═════ DATA FOR THIS EXERCISE

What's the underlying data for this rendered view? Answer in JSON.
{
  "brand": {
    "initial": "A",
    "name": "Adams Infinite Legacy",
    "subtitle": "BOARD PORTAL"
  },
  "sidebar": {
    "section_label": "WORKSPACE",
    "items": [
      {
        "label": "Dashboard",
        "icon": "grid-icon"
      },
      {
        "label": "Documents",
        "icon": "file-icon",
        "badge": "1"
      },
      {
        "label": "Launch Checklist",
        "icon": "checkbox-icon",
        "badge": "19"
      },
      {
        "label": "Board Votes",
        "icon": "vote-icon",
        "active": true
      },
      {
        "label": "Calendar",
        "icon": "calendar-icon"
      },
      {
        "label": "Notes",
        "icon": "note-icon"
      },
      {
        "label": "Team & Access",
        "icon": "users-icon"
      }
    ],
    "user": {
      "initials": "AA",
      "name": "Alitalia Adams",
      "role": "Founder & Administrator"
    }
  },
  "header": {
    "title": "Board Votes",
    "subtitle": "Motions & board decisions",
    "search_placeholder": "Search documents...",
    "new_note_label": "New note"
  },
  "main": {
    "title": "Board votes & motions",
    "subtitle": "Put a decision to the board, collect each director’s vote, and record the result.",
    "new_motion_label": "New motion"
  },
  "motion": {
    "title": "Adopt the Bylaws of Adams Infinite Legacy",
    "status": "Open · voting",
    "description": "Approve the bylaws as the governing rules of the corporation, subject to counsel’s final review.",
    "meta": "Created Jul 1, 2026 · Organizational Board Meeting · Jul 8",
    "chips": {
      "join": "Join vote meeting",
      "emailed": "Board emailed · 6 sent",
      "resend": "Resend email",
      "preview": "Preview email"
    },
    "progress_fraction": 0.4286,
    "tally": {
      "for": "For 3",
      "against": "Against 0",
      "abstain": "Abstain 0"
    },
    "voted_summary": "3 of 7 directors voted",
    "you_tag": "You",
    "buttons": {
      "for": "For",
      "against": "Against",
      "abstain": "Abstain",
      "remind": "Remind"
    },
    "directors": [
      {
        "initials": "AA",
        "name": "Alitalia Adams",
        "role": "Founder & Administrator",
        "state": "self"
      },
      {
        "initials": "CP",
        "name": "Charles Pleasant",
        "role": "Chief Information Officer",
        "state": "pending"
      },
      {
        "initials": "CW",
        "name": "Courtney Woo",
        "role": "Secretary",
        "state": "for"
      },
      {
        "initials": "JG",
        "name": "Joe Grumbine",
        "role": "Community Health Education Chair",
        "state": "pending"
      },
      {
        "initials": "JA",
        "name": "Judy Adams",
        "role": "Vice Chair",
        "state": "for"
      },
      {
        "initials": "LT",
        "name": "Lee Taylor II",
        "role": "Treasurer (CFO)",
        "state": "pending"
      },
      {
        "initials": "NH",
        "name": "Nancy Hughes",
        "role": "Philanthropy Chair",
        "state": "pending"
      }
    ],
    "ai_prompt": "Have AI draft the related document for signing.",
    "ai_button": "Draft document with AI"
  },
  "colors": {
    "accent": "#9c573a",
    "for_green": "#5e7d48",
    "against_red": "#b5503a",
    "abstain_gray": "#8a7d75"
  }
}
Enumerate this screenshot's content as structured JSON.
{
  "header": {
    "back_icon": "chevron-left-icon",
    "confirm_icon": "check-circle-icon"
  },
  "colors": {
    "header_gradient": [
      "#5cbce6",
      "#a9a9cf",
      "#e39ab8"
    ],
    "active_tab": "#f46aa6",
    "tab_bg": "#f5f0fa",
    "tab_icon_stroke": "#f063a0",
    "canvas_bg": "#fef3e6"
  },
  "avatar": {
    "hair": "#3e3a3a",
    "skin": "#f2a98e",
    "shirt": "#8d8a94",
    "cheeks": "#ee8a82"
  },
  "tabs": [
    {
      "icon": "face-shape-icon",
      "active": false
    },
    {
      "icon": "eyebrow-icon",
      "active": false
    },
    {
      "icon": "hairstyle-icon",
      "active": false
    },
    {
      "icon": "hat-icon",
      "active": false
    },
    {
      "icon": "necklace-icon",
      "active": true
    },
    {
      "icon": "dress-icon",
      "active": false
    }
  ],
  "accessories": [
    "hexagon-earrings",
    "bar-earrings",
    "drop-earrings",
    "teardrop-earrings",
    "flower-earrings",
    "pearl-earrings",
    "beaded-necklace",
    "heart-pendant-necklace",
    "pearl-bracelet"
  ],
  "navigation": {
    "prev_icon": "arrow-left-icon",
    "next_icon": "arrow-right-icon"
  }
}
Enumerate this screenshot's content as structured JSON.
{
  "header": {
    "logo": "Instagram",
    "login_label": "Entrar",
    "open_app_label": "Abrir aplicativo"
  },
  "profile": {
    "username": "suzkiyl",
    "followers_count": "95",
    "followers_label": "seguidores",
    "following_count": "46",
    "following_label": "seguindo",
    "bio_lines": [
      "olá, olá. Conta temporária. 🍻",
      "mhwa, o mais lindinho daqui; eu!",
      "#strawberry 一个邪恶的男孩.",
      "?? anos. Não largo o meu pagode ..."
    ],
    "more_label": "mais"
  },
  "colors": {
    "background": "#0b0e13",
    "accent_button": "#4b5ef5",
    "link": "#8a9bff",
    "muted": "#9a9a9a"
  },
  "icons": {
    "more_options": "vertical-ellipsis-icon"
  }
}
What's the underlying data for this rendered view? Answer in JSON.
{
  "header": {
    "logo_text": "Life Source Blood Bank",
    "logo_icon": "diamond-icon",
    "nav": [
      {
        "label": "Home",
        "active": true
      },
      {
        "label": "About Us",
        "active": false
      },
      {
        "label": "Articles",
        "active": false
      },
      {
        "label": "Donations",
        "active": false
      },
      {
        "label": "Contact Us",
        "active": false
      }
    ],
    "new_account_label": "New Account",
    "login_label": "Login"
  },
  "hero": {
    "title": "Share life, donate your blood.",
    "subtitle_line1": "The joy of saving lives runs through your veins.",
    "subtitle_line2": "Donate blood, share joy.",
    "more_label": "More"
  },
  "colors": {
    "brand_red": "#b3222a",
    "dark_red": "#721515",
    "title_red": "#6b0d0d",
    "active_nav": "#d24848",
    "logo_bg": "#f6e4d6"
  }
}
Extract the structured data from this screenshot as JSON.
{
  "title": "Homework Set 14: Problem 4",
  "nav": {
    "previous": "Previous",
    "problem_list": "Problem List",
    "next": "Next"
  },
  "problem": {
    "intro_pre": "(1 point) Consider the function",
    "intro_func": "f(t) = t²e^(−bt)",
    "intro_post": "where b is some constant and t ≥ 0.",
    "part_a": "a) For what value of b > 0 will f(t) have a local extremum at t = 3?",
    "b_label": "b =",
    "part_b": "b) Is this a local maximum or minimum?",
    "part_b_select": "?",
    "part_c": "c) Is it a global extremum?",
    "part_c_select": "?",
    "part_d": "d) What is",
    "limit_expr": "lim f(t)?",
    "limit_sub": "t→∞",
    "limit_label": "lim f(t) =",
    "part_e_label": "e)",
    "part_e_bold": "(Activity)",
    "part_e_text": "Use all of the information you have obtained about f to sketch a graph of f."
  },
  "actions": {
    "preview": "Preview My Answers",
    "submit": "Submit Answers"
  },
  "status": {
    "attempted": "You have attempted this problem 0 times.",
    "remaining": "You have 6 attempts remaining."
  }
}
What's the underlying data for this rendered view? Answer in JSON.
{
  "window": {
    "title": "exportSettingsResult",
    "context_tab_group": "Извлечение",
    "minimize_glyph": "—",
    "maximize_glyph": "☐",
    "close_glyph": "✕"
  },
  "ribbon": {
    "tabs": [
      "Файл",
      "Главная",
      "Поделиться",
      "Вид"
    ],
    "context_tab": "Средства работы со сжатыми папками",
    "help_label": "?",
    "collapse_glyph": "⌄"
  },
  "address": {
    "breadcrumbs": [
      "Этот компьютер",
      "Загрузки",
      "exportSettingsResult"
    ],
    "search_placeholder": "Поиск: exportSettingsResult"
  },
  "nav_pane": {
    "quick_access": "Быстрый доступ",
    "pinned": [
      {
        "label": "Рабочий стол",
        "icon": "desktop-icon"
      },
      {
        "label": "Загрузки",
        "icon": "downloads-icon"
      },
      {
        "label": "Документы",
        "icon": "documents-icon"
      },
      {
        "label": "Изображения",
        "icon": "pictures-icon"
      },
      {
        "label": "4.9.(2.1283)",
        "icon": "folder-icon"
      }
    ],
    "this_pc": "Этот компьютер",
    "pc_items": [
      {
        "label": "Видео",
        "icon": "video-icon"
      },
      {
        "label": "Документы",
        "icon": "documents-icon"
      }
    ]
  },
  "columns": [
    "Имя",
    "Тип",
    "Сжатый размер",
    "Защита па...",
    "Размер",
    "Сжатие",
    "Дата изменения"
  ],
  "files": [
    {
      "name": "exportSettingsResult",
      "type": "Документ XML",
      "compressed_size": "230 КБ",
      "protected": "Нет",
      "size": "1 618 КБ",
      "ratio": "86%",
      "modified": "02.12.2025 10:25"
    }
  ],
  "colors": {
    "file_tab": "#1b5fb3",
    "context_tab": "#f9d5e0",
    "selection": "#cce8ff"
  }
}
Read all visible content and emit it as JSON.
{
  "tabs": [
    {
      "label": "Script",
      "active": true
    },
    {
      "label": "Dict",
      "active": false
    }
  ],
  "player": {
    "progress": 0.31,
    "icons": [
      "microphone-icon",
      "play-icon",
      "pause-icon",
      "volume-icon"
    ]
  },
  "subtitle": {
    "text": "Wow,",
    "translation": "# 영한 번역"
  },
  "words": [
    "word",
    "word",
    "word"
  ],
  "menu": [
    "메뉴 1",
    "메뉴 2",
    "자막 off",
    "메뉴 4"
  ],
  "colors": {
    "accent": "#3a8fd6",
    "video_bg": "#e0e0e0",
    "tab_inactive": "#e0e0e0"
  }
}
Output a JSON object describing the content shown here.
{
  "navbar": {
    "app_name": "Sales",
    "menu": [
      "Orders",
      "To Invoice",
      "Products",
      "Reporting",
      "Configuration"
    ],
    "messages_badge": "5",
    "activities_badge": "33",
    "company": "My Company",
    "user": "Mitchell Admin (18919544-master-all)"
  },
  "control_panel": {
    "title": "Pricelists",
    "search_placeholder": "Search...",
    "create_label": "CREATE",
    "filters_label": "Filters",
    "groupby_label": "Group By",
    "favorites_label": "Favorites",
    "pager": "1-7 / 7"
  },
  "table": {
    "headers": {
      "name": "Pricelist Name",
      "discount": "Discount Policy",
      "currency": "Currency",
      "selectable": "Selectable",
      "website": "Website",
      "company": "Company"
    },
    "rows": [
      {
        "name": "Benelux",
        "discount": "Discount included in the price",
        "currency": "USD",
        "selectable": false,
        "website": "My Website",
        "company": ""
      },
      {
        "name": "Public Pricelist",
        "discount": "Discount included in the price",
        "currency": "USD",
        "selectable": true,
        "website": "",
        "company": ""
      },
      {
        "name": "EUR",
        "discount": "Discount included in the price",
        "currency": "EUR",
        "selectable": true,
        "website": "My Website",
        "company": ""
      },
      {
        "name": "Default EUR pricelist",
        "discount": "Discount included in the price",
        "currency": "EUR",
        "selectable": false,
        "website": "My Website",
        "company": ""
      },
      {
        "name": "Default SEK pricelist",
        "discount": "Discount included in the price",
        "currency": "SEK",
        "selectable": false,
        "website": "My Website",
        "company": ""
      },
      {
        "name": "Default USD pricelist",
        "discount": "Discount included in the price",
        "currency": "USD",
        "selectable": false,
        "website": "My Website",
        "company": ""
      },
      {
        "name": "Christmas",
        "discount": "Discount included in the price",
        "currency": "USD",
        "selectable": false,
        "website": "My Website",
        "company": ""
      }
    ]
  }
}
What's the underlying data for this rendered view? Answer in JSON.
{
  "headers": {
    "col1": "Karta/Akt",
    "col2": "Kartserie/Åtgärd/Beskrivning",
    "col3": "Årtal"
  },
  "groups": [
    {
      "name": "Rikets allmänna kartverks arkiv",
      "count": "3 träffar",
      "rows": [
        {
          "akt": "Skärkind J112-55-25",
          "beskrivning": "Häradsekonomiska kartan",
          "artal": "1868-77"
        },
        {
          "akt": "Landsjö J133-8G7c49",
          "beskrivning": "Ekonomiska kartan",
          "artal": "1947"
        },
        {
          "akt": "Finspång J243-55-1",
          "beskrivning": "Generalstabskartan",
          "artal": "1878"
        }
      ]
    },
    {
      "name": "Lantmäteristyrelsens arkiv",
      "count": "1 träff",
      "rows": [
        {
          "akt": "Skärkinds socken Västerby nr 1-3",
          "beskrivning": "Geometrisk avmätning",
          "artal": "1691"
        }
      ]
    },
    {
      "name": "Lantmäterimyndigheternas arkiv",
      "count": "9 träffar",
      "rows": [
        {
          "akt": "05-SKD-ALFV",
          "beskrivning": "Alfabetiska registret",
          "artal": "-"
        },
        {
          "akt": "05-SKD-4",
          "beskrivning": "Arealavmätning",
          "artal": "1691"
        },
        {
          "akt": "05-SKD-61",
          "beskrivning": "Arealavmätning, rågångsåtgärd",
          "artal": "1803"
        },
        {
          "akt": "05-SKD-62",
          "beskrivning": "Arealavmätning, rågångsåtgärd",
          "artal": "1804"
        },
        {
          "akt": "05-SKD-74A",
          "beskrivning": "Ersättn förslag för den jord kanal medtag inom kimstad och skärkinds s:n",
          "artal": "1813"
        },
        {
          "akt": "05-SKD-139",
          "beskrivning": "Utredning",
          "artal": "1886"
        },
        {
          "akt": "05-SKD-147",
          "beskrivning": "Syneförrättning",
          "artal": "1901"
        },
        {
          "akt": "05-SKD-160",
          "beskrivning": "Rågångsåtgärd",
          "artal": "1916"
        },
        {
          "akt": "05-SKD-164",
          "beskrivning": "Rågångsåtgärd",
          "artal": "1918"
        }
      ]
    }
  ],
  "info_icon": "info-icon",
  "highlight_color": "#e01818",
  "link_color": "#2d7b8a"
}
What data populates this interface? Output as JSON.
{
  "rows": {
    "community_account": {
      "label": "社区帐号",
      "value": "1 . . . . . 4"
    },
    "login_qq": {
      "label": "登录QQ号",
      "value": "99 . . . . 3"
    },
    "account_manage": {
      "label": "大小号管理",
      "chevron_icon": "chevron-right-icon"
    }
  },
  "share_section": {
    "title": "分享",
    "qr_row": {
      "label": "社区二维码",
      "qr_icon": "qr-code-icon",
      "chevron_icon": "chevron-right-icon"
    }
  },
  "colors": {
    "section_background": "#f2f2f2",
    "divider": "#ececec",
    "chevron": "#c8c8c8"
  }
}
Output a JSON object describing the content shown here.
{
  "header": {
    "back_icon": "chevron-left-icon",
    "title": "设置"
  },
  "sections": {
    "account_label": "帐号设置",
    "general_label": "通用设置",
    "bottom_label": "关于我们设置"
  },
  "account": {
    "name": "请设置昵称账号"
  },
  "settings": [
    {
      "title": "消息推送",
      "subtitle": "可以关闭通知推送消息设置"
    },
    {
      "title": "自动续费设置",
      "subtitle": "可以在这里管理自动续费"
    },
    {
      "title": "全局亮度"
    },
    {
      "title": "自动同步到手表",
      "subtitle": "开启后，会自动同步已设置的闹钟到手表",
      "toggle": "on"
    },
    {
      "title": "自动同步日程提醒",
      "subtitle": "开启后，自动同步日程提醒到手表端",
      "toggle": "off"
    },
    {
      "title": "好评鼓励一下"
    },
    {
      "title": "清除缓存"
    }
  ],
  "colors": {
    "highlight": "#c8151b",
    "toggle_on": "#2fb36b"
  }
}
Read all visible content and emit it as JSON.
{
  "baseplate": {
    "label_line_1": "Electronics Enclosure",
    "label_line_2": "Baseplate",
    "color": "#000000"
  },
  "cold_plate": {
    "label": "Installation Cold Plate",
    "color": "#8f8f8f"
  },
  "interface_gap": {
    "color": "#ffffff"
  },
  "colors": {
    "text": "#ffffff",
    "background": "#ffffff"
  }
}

══════════

## TASK STATEMENT
Locate the lines above that contain "Legacy" and copy them.

## ANSWER IN FULL
    "name": "Adams Infinite Legacy",
    "title": "Adopt the Bylaws of Adams Infinite Legacy",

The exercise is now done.